* START Data supplied *

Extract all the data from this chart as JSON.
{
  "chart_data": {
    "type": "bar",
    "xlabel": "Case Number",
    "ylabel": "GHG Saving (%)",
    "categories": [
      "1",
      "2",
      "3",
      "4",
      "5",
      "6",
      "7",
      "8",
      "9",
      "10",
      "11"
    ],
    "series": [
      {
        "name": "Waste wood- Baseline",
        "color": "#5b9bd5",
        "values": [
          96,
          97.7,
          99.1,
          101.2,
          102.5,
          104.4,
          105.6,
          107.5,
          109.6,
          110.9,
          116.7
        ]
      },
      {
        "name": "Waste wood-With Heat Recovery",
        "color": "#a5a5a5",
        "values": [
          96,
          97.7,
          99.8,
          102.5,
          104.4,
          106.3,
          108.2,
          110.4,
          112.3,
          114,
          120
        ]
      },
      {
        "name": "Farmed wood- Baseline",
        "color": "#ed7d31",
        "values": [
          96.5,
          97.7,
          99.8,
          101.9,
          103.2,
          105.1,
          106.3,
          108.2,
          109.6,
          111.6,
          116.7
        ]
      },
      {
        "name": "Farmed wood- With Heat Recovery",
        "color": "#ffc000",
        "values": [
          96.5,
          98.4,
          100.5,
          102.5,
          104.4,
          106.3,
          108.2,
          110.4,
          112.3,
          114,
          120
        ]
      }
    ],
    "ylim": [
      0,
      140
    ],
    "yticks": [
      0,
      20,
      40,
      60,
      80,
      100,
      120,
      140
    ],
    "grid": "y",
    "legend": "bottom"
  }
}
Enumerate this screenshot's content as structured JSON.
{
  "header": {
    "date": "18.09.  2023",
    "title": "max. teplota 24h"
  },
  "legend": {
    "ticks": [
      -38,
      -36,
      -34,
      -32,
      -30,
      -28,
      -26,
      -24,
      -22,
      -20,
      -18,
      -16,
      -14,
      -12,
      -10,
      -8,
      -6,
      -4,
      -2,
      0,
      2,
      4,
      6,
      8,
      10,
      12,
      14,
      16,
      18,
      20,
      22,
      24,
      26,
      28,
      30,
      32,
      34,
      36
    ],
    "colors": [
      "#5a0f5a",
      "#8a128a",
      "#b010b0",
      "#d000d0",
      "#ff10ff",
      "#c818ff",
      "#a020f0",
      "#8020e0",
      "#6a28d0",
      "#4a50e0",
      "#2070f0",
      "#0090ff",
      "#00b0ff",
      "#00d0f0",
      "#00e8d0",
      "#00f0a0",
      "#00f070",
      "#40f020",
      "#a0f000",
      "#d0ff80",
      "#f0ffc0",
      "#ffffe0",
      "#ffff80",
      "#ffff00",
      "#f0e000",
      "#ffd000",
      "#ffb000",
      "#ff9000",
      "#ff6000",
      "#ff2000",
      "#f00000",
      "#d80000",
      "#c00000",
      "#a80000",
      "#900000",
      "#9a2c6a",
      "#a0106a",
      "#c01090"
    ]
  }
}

* END Data supplied *

● **Exercise aim**
Exactly as shown above, return every record.

● **Exercise answer**
Extract all the data from this chart as JSON.
{
  "chart_data": {
    "type": "bar",
    "xlabel": "Case Number",
    "ylabel": "GHG Saving (%)",
    "categories": [
      "1",
      "2",
      "3",
      "4",
      "5",
      "6",
      "7",
      "8",
      "9",
      "10",
      "11"
    ],
    "series": [
      {
        "name": "Waste wood- Baseline",
        "color": "#5b9bd5",
        "values": [
          96,
          97.7,
          99.1,
          101.2,
          102.5,
          104.4,
          105.6,
          107.5,
          109.6,
          110.9,
          116.7
        ]
      },
      {
        "name": "Waste wood-With Heat Recovery",
        "color": "#a5a5a5",
        "values": [
          96,
          97.7,
          99.8,
          102.5,
          104.4,
          106.3,
          108.2,
          110.4,
          112.3,
          114,
          120
        ]
      },
      {
        "name": "Farmed wood- Baseline",
        "color": "#ed7d31",
        "values": [
          96.5,
          97.7,
          99.8,
          101.9,
          103.2,
          105.1,
          106.3,
          108.2,
          109.6,
          111.6,
          116.7
        ]
      },
      {
        "name": "Farmed wood- With Heat Recovery",
        "color": "#ffc000",
        "values": [
          96.5,
          98.4,
          100.5,
          102.5,
          104.4,
          106.3,
          108.2,
          110.4,
          112.3,
          114,
          120
        ]
      }
    ],
    "ylim": [
      0,
      140
    ],
    "yticks": [
      0,
      20,
      40,
      60,
      80,
      100,
      120,
      140
    ],
    "grid": "y",
    "legend": "bottom"
  }
}
Enumerate this screenshot's content as structured JSON.
{
  "header": {
    "date": "18.09.  2023",
    "title": "max. teplota 24h"
  },
  "legend": {
    "ticks": [
      -38,
      -36,
      -34,
      -32,
      -30,
      -28,
      -26,
      -24,
      -22,
      -20,
      -18,
      -16,
      -14,
      -12,
      -10,
      -8,
      -6,
      -4,
      -2,
      0,
      2,
      4,
      6,
      8,
      10,
      12,
      14,
      16,
      18,
      20,
      22,
      24,
      26,
      28,
      30,
      32,
      34,
      36
    ],
    "colors": [
      "#5a0f5a",
      "#8a128a",
      "#b010b0",
      "#d000d0",
      "#ff10ff",
      "#c818ff",
      "#a020f0",
      "#8020e0",
      "#6a28d0",
      "#4a50e0",
      "#2070f0",
      "#0090ff",
      "#00b0ff",
      "#00d0f0",
      "#00e8d0",
      "#00f0a0",
      "#00f070",
      "#40f020",
      "#a0f000",
      "#d0ff80",
      "#f0ffc0",
      "#ffffe0",
      "#ffff80",
      "#ffff00",
      "#f0e000",
      "#ffd000",
      "#ffb000",
      "#ff9000",
      "#ff6000",
      "#ff2000",
      "#f00000",
      "#d80000",
      "#c00000",
      "#a80000",
      "#900000",
      "#9a2c6a",
      "#a0106a",
      "#c01090"
    ]
  }
}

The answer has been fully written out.